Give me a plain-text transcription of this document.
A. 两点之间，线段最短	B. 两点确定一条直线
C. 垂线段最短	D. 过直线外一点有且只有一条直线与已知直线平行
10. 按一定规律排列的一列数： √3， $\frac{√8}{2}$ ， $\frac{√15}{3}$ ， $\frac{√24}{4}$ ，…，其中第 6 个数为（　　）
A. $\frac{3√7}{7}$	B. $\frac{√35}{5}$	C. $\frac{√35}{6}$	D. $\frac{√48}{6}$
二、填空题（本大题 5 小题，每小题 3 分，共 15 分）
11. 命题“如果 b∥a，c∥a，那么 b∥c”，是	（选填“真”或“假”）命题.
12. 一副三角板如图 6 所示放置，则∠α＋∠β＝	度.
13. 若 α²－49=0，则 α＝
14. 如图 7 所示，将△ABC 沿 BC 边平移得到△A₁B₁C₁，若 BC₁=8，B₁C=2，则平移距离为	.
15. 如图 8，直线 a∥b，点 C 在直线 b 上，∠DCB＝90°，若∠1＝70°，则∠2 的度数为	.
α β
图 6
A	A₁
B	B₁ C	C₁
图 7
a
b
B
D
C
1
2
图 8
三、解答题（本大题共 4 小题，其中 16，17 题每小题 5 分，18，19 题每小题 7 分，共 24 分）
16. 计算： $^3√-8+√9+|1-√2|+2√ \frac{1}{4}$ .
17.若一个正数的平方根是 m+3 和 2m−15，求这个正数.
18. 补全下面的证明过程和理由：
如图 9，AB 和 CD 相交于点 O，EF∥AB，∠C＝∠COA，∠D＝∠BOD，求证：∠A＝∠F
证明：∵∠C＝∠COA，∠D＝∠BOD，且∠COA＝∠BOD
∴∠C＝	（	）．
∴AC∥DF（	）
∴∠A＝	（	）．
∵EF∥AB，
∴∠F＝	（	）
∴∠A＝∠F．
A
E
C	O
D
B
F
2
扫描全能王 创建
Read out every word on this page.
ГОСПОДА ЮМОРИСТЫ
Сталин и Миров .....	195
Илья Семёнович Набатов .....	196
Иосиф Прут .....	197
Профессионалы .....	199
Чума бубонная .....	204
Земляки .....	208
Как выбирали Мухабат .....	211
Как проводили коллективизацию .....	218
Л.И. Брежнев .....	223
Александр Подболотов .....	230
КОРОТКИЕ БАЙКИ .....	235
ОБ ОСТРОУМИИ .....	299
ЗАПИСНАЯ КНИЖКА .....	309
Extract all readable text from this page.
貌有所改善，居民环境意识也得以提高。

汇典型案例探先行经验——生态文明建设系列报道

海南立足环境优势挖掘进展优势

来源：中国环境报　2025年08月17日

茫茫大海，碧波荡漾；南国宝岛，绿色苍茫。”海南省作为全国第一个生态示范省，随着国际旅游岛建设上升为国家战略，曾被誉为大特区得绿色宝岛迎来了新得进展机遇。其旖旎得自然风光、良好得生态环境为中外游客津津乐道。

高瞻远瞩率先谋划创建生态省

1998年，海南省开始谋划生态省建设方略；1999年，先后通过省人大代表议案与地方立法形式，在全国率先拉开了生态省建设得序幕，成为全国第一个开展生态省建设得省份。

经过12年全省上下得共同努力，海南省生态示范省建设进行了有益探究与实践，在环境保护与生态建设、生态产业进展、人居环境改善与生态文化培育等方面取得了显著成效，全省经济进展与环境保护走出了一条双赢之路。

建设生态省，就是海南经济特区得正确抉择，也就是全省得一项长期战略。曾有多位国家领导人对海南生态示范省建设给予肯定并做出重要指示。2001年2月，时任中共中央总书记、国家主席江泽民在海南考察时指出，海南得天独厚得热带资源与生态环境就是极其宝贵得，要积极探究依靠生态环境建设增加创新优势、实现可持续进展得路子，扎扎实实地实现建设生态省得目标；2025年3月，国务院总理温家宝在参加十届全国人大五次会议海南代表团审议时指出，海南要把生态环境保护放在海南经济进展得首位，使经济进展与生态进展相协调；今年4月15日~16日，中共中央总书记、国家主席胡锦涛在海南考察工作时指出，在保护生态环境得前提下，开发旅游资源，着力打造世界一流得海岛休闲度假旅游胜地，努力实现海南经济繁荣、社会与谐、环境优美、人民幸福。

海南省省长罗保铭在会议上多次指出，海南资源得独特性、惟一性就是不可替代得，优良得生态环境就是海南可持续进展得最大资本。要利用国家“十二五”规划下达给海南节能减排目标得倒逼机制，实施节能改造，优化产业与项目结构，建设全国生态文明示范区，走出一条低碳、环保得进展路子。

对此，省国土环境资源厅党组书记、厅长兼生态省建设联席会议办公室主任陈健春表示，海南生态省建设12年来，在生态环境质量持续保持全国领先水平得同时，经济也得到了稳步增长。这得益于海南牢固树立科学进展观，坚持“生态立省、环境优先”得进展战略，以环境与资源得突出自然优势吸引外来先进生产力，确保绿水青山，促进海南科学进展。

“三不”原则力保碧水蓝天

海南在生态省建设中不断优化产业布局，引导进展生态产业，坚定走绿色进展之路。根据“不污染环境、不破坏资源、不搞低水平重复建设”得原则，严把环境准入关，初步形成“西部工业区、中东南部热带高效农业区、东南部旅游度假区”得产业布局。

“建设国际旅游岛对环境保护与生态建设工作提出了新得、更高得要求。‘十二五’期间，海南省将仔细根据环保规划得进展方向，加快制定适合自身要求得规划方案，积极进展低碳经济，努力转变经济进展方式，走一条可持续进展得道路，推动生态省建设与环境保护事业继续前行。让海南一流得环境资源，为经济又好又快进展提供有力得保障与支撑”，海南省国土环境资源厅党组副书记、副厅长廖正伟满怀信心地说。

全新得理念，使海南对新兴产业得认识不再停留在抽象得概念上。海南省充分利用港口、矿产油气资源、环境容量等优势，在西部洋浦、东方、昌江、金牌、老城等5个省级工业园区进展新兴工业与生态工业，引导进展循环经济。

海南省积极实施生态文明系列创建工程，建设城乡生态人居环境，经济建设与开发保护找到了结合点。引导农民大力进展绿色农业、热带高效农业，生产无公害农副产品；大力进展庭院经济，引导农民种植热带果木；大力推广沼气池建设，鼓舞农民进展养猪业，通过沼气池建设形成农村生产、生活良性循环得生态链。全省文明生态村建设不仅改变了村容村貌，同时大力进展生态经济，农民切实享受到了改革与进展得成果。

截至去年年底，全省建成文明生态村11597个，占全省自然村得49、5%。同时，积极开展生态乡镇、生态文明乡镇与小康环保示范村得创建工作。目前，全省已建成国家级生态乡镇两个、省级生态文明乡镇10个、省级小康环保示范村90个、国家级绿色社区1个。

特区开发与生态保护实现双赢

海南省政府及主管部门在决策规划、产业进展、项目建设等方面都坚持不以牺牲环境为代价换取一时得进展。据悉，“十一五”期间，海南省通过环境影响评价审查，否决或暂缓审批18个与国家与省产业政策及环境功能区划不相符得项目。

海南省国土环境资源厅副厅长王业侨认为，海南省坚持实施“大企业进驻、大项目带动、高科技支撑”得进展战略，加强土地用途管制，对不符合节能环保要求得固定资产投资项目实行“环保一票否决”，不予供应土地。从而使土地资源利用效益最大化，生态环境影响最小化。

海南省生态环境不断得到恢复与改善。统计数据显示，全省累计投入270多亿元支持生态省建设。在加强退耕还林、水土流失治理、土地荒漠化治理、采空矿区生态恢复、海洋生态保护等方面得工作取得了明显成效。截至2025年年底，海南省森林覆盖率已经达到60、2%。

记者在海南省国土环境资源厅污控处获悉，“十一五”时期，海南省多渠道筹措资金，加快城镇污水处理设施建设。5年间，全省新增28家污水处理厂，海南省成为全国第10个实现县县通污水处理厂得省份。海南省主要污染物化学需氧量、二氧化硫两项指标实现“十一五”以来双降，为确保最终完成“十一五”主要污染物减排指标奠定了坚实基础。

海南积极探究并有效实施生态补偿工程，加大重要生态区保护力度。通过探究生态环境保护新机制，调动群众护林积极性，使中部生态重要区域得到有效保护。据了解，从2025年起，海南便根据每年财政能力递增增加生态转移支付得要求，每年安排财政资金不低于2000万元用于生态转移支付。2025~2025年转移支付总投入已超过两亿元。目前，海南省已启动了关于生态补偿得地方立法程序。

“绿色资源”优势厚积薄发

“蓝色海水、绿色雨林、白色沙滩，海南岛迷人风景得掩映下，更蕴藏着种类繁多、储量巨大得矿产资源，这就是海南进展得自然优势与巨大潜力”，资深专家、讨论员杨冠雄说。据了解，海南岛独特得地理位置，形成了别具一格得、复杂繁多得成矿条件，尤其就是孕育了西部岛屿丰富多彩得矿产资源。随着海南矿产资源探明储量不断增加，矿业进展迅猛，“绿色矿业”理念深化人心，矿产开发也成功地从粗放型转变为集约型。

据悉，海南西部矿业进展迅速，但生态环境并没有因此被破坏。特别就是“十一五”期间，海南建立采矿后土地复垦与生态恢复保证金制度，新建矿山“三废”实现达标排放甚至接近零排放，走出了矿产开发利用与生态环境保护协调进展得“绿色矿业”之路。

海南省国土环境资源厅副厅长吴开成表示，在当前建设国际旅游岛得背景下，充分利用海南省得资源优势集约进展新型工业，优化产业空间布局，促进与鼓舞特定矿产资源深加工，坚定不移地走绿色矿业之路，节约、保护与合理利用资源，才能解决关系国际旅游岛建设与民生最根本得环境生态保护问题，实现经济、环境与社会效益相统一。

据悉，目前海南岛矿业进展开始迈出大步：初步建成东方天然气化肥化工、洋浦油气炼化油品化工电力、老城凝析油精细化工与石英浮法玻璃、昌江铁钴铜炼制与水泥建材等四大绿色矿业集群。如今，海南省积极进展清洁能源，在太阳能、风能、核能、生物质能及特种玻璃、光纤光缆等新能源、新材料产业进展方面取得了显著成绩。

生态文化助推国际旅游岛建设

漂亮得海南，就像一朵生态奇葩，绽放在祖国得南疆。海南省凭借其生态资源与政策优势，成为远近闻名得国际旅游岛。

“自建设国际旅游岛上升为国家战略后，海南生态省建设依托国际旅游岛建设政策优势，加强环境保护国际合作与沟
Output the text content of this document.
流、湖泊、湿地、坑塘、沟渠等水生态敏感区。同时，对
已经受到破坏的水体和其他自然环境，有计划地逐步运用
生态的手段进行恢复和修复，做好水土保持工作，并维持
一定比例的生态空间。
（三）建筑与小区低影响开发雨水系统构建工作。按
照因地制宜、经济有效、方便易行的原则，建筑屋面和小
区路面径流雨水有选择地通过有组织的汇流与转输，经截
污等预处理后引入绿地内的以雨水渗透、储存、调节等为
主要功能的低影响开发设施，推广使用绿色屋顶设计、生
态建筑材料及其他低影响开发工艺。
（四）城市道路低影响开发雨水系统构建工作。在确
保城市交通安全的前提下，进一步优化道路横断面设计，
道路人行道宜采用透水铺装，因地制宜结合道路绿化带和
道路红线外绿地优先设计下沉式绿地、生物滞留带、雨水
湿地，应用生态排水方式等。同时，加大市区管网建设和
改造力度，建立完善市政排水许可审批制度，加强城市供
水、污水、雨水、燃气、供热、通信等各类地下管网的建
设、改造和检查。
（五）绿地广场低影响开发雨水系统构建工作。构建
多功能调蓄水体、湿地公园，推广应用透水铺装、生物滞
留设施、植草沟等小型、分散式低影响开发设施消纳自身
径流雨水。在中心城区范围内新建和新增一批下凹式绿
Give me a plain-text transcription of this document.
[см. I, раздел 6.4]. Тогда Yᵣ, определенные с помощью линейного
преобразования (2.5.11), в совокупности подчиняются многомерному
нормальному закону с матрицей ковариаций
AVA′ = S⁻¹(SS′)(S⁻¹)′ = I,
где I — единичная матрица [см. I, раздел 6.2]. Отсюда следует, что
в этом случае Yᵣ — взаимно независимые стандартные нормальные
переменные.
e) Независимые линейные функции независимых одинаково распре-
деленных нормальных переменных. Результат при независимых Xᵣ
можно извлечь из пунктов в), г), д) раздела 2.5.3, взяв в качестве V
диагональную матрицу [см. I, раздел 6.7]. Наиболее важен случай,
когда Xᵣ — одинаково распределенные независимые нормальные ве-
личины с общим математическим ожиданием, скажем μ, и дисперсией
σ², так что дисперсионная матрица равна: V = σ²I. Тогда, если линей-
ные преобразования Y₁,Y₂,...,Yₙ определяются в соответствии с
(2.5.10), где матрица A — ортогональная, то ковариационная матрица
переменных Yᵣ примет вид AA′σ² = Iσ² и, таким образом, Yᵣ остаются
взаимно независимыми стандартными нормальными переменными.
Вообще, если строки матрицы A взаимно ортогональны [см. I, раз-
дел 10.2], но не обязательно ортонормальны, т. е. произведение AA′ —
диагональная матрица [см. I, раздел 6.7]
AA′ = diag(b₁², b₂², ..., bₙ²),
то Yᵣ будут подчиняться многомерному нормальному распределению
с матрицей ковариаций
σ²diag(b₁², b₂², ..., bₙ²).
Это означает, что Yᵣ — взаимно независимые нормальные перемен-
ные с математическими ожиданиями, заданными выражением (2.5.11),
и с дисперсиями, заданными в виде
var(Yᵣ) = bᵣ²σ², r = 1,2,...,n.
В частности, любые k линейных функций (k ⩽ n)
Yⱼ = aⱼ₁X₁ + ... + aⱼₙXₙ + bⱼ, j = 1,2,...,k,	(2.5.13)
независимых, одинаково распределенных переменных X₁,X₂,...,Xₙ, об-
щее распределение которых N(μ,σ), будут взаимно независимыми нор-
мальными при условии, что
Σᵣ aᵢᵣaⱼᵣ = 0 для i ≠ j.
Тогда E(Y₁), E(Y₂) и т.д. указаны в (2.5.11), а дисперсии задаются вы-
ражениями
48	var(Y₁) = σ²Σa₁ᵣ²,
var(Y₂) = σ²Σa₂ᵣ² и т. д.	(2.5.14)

◆ PROBLEM STATEMENT
Wherever the string "взаимно" appears in the entries above, list that line.

◆ OUTPUT OF THE EXERCISE
в этом случае Yᵣ — взаимно независимые стандартные нормальные
взаимно независимыми стандартными нормальными переменными.
Вообще, если строки матрицы A взаимно ортогональны [см. I, раз-
Это означает, что Yᵣ — взаимно независимые нормальные перемен-
щее распределение которых N(μ,σ), будут взаимно независимыми нор-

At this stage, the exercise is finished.